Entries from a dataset
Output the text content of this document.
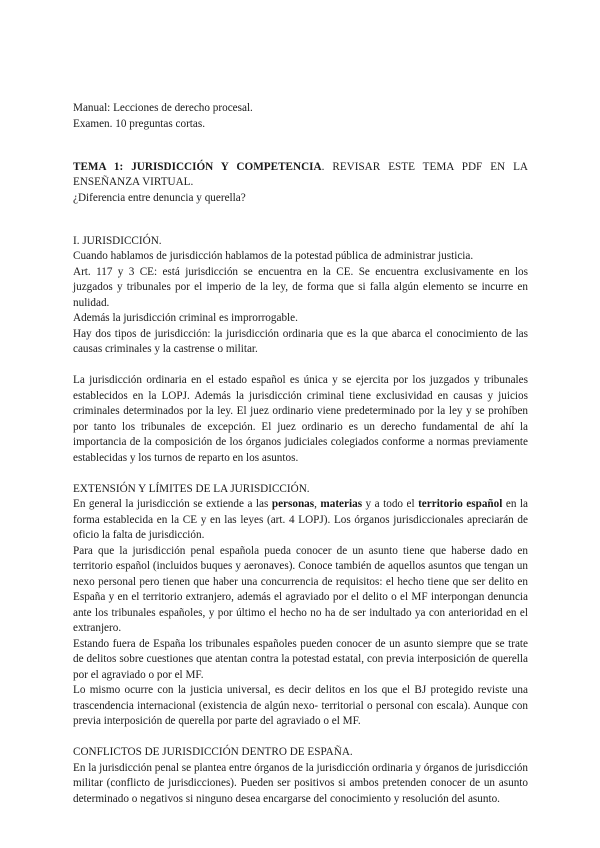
Manual: Lecciones de derecho procesal.

Examen. 10 preguntas cortas.

TEMA 1: JURISDICCIÓN Y COMPETENCIA. REVISAR ESTE TEMA PDF EN LA ENSEÑANZA VIRTUAL.

¿Diferencia entre denuncia y querella?

I. JURISDICCIÓN.

Cuando hablamos de jurisdicción hablamos de la potestad pública de administrar justicia.

Art. 117 y 3 CE: está jurisdicción se encuentra en la CE. Se encuentra exclusivamente en los juzgados y tribunales por el imperio de la ley, de forma que si falla algún elemento se incurre en nulidad.

Además la jurisdicción criminal es improrrogable.

Hay dos tipos de jurisdicción: la jurisdicción ordinaria que es la que abarca el conocimiento de las causas criminales y la castrense o militar.

La jurisdicción ordinaria en el estado español es única y se ejercita por los juzgados y tribunales establecidos en la LOPJ. Además la jurisdicción criminal tiene exclusividad en causas y juicios criminales determinados por la ley. El juez ordinario viene predeterminado por la ley y se prohíben por tanto los tribunales de excepción. El juez ordinario es un derecho fundamental de ahí la importancia de la composición de los órganos judiciales colegiados conforme a normas previamente establecidas y los turnos de reparto en los asuntos.

EXTENSIÓN Y LÍMITES DE LA JURISDICCIÓN.

En general la jurisdicción se extiende a las personas, materias y a todo el territorio español en la forma establecida en la CE y en las leyes (art. 4 LOPJ). Los órganos jurisdiccionales apreciarán de oficio la falta de jurisdicción.

Para que la jurisdicción penal española pueda conocer de un asunto tiene que haberse dado en territorio español (incluidos buques y aeronaves). Conoce también de aquellos asuntos que tengan un nexo personal pero tienen que haber una concurrencia de requisitos: el hecho tiene que ser delito en España y en el territorio extranjero, además el agraviado por el delito o el MF interpongan denuncia ante los tribunales españoles, y por último el hecho no ha de ser indultado ya con anterioridad en el extranjero.

Estando fuera de España los tribunales españoles pueden conocer de un asunto siempre que se trate de delitos sobre cuestiones que atentan contra la potestad estatal, con previa interposición de querella por el agraviado o por el MF.

Lo mismo ocurre con la justicia universal, es decir delitos en los que el BJ protegido reviste una trascendencia internacional (existencia de algún nexo- territorial o personal con escala). Aunque con previa interposición de querella por parte del agraviado o el MF.

CONFLICTOS DE JURISDICCIÓN DENTRO DE ESPAÑA.

En la jurisdicción penal se plantea entre órganos de la jurisdicción ordinaria y órganos de jurisdicción militar (conflicto de jurisdicciones). Pueden ser positivos si ambos pretenden conocer de un asunto determinado o negativos si ninguno desea encargarse del conocimiento y resolución del asunto.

To do ->
Pull out all lines in the data above that include "justicia".

Completed exercise ->
Cuando hablamos de jurisdicción hablamos de la potestad pública de administrar justicia.
Lo mismo ocurre con la justicia universal, es decir delitos en los que el BJ protegido reviste una trascendencia internacional (existencia de algún nexo- territorial o personal con escala). Aunque con previa interposición de querella por parte del agraviado o el MF.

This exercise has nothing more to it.